== LISTED RECORDS

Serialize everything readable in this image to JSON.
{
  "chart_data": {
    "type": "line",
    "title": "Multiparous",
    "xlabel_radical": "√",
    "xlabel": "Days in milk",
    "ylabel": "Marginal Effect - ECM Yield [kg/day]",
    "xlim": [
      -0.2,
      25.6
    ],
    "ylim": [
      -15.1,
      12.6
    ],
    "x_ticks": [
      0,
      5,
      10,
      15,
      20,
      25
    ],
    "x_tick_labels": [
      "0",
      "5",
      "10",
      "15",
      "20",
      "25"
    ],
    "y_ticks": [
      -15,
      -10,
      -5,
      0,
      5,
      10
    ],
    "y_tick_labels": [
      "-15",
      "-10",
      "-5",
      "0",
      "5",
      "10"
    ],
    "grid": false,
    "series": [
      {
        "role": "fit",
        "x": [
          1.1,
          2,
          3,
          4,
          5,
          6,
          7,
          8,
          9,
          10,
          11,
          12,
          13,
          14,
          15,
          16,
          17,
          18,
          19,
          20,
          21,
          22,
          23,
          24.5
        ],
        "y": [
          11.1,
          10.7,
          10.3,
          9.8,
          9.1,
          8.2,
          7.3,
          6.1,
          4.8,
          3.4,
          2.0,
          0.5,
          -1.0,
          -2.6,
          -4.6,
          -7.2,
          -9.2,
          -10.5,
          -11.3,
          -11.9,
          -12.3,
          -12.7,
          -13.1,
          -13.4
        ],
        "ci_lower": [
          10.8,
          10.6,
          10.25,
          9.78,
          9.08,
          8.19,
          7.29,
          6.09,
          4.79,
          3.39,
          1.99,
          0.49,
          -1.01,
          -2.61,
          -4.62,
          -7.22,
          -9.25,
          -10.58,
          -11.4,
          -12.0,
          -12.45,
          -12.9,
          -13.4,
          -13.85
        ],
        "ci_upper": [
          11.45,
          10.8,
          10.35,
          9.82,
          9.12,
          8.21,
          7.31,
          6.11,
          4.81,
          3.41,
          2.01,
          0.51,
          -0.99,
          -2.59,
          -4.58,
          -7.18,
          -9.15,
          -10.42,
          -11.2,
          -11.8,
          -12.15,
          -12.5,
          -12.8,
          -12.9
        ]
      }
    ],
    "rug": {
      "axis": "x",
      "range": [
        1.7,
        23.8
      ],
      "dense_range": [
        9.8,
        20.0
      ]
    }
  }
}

====
== LISTED RECORDS

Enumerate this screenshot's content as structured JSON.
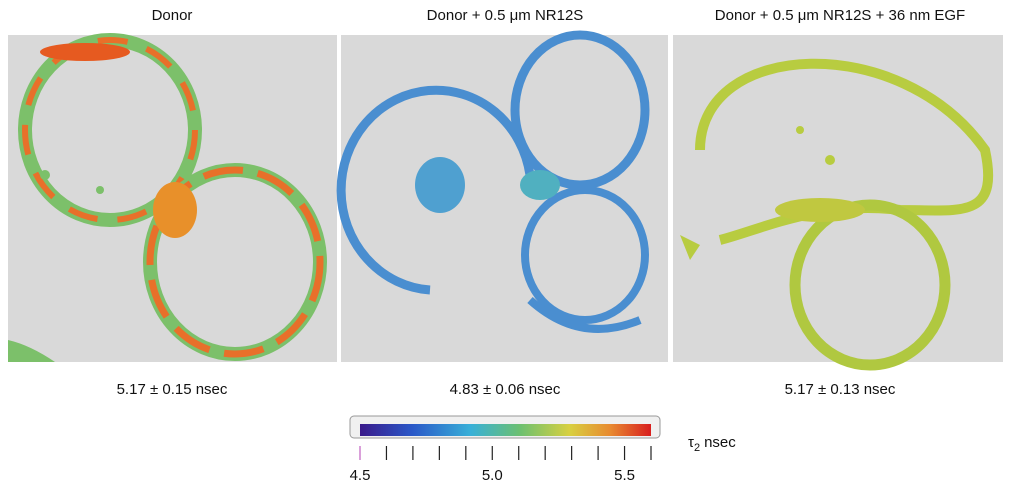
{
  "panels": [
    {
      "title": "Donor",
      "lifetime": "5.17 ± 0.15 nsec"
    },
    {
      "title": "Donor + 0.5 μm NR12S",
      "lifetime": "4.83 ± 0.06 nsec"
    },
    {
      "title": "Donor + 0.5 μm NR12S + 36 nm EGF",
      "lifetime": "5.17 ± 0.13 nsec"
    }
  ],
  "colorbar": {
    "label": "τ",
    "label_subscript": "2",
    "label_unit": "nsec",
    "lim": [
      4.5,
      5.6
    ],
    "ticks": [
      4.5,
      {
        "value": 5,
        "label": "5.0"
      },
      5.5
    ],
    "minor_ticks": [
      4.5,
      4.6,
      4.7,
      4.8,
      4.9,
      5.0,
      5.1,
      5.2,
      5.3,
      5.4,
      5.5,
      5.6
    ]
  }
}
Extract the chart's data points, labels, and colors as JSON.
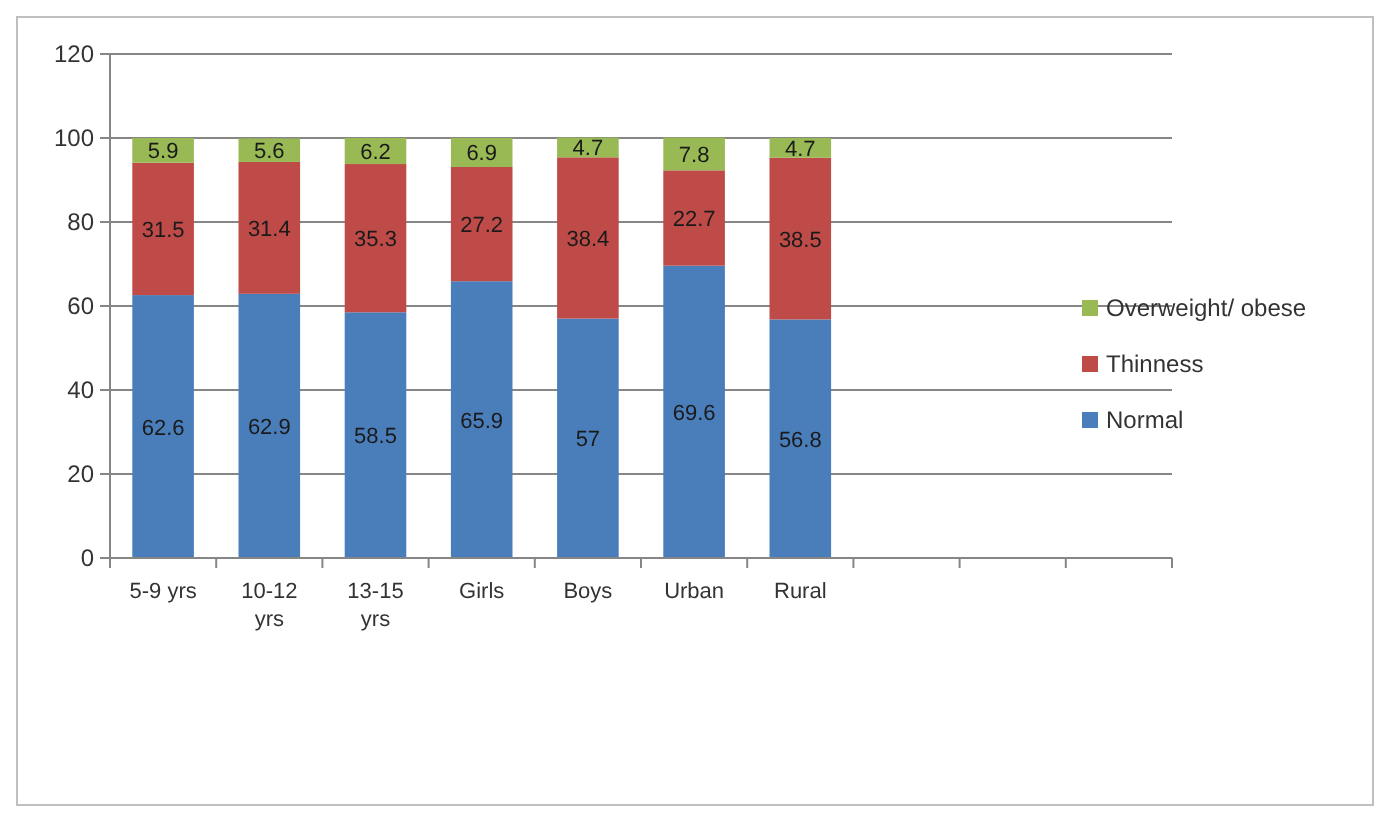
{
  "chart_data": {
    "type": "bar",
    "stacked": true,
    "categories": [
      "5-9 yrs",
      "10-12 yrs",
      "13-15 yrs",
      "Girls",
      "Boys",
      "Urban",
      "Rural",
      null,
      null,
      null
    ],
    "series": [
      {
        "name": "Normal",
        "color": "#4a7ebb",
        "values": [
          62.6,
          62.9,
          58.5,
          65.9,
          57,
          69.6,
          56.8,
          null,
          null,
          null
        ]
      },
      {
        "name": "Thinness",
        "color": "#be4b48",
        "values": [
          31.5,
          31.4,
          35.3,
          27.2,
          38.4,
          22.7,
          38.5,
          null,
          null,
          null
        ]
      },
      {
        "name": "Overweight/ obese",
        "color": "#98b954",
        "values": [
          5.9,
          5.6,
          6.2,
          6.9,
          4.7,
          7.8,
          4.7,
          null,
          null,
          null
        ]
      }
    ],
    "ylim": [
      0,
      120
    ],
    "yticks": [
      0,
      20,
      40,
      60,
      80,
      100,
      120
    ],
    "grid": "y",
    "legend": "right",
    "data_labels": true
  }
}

====

*WHAT IS REQUIRED*.
Copy out each line of the material that holds the word "JSON".

*RESPONSE TO THE TASK*.
Serialize everything readable in this image to JSON.
Enumerate this screenshot's content as structured JSON.
Extract the chart's data points, labels, and colors as JSON.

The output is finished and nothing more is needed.